SHORT EXERCISE: In the entries below, find the lines with the word "badge" and copy them.

DATA FOR THIS EXERCISE:
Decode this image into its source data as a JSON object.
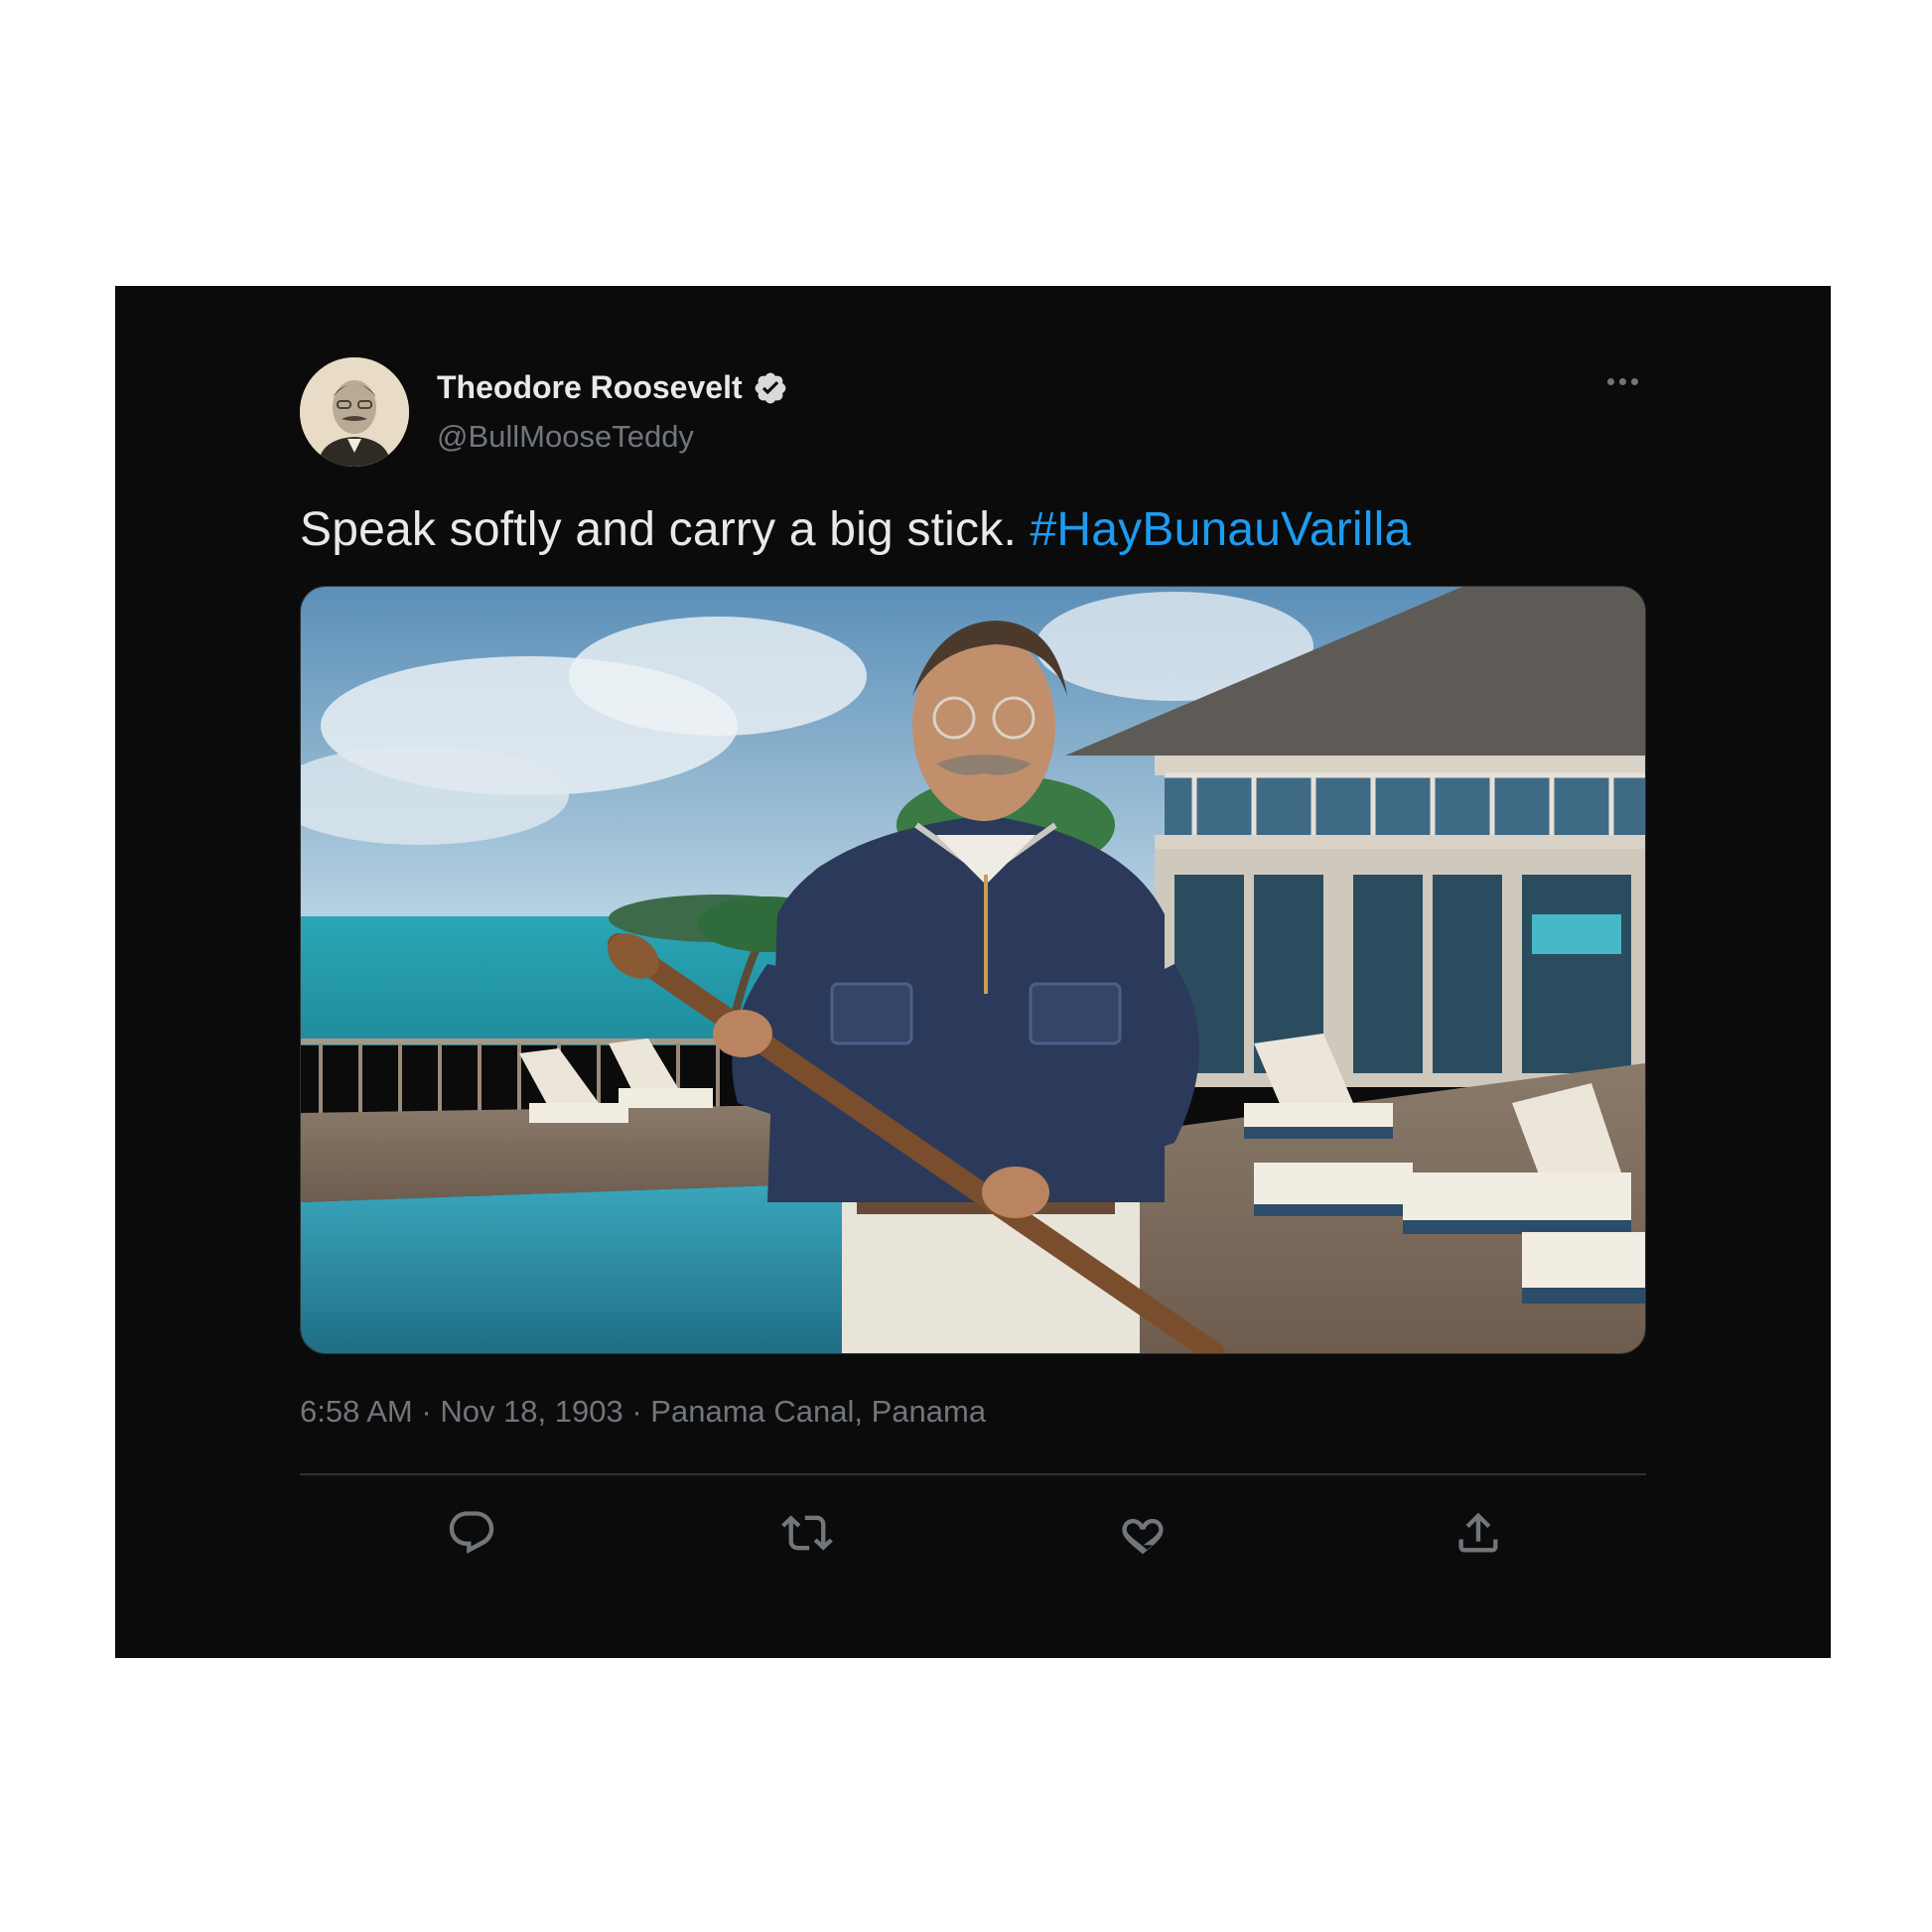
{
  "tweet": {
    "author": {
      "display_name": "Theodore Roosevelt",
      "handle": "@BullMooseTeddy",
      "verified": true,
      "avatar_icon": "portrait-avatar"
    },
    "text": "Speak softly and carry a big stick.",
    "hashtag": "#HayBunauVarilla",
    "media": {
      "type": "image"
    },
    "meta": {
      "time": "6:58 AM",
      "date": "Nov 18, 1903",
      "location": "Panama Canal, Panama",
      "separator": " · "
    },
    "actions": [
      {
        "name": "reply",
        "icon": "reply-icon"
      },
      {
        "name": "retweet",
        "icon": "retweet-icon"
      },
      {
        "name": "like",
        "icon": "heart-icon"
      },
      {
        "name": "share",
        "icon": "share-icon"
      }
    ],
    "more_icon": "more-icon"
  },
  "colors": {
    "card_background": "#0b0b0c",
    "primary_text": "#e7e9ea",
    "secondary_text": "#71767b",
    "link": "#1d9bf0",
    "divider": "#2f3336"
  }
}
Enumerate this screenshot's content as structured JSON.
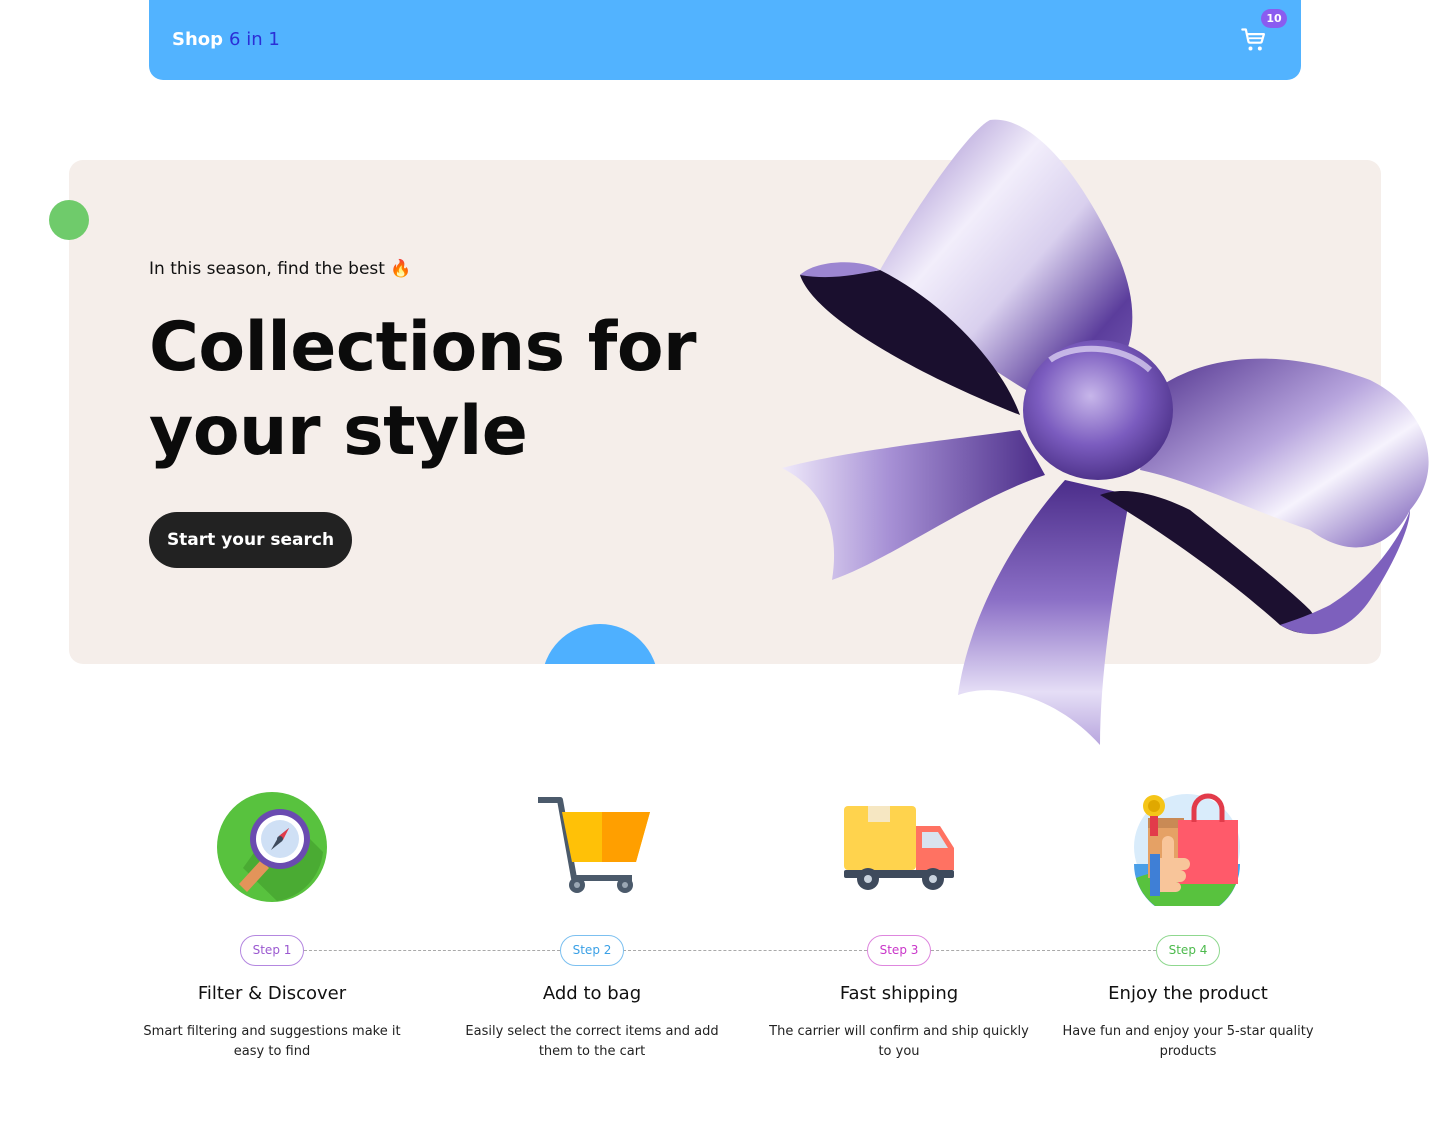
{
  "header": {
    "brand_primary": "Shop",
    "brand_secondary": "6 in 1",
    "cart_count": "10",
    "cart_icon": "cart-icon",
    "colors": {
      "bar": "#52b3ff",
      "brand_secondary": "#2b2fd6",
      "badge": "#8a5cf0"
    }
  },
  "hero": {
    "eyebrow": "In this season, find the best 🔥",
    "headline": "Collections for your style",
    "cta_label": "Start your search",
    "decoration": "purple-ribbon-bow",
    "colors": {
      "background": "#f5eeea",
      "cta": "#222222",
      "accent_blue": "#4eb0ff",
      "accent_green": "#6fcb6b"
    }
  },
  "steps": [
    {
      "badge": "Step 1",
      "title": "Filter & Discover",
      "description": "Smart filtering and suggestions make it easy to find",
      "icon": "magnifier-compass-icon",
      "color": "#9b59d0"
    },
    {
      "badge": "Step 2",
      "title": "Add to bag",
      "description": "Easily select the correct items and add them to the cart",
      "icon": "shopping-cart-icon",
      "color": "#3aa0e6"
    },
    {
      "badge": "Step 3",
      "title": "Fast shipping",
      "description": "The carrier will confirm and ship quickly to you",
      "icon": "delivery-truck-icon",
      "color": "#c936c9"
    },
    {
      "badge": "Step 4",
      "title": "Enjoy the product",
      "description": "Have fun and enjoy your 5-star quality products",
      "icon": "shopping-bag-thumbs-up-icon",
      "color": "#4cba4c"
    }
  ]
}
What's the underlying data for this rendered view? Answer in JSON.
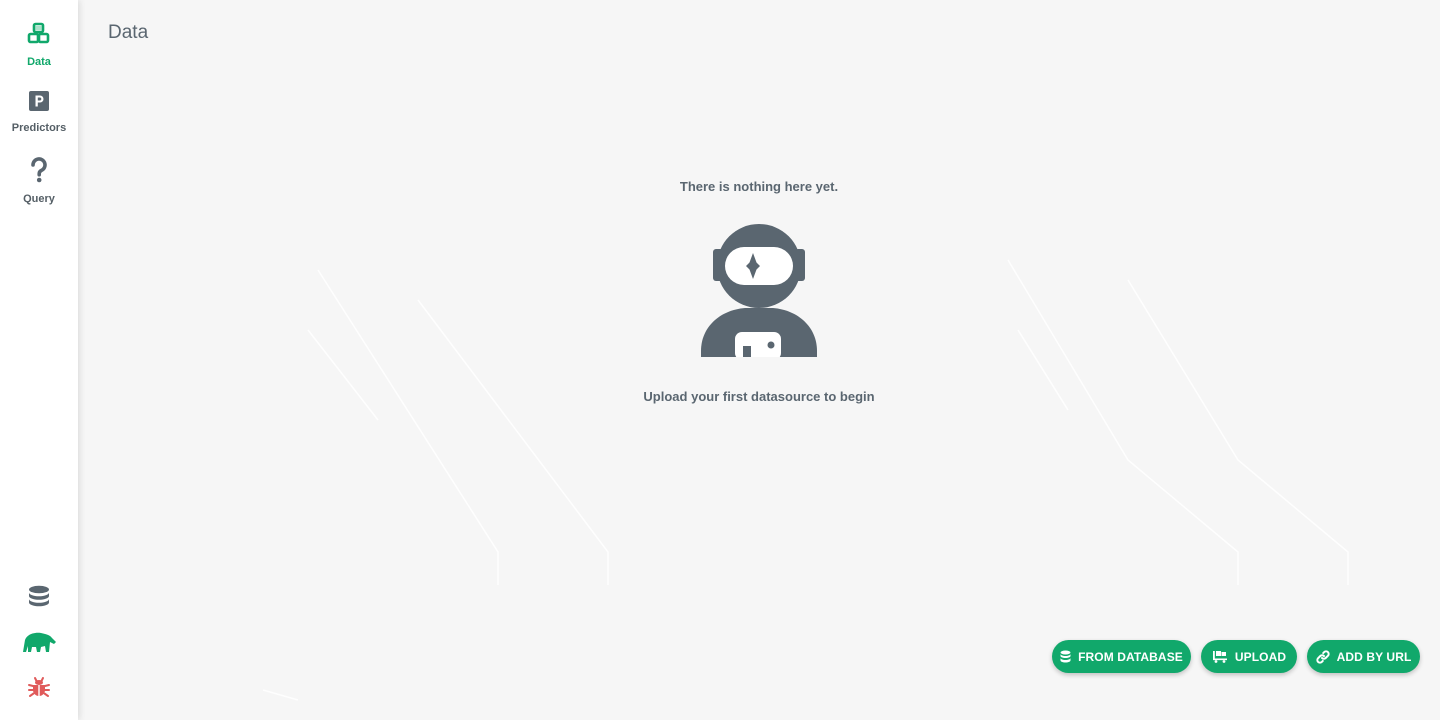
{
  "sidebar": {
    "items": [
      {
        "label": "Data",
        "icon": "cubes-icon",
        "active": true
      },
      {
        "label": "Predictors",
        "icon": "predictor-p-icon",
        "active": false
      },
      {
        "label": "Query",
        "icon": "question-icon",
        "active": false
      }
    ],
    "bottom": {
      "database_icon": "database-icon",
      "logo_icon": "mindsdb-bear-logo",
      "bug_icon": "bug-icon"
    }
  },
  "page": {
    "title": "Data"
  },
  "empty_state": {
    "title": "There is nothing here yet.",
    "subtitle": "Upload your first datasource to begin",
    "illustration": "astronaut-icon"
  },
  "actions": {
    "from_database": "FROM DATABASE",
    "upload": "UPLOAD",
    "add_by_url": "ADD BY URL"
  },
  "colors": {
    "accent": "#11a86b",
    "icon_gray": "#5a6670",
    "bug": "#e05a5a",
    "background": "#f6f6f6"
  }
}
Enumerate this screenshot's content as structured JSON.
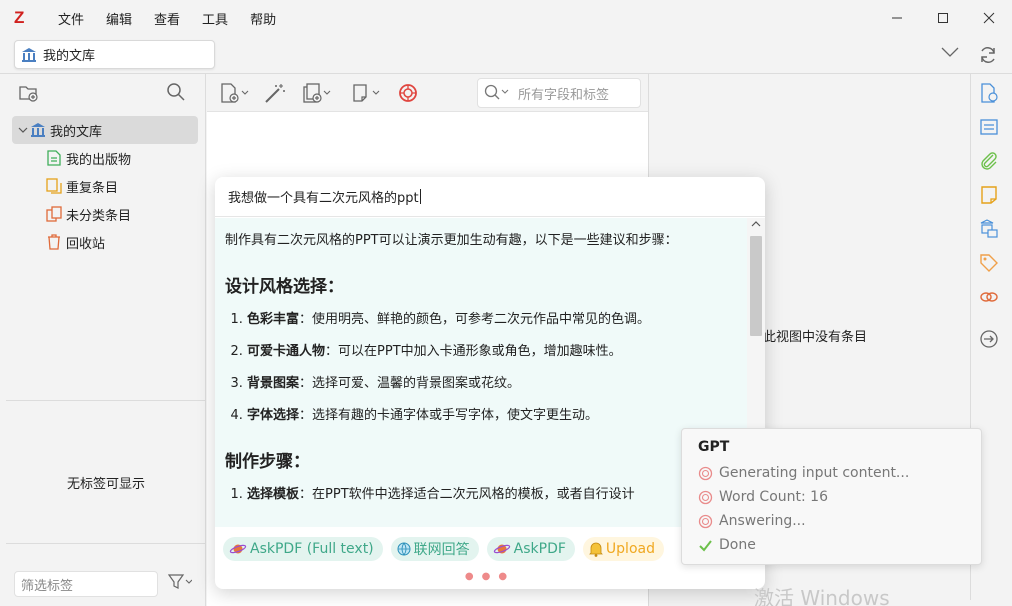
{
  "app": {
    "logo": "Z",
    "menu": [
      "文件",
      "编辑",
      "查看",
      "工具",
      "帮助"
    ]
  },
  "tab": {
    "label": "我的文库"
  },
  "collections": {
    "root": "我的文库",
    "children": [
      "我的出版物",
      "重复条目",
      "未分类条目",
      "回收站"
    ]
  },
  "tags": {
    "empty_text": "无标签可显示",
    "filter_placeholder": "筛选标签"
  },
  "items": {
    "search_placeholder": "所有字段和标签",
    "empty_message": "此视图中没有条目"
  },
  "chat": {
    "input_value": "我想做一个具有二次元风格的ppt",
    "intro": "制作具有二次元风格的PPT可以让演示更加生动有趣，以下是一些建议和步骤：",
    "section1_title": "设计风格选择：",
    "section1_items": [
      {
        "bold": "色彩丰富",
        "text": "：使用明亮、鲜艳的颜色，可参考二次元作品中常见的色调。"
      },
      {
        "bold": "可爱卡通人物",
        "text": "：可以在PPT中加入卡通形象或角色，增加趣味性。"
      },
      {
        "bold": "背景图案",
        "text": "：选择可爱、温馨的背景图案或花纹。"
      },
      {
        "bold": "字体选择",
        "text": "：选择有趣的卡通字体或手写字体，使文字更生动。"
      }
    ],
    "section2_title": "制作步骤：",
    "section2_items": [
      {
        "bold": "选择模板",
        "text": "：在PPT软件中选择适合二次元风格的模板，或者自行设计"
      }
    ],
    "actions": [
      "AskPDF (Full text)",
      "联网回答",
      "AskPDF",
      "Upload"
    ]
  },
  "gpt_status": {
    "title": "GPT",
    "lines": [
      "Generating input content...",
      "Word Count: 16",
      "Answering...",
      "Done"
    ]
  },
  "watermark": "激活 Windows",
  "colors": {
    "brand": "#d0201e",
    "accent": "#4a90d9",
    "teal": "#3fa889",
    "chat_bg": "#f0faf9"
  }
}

SOLUTION TO THE EXERCISE:
      "badge": "#8a5cf0"
      "badge": "Step 1",
      "badge": "Step 2",
      "badge": "Step 3",
      "badge": "Step 4",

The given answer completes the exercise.